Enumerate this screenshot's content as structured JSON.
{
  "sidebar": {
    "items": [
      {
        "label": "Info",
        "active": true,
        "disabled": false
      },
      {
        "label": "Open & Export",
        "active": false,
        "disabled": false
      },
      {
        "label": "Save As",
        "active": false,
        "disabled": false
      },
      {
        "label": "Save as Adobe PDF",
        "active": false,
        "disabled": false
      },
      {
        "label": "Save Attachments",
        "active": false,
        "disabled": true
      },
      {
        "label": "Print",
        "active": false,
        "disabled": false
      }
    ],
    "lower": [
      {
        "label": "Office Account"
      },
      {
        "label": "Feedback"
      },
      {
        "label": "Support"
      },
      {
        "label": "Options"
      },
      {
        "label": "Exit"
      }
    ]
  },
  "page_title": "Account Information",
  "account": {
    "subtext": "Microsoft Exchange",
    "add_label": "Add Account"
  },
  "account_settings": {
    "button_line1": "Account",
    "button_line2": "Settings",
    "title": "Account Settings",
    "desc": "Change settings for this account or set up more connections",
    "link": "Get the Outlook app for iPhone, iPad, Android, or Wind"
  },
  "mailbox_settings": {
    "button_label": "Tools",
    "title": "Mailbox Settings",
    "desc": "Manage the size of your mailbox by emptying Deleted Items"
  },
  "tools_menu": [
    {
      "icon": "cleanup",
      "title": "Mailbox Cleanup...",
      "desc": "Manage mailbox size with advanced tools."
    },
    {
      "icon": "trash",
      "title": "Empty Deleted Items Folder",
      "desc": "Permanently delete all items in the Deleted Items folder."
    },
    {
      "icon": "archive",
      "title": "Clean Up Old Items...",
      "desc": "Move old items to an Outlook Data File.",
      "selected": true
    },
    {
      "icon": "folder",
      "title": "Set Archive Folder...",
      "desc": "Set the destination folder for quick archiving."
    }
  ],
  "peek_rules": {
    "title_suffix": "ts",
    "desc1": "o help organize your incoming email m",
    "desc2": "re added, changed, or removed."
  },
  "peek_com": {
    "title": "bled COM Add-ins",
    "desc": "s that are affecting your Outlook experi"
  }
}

--

YOUR OBJECTIVE
Look through the data above. Copy every line with the string "this" in it.

RIGHT ANSWER
Enumerate this screenshot's content as structured JSON.
    "desc": "Change settings for this account or set up more connections",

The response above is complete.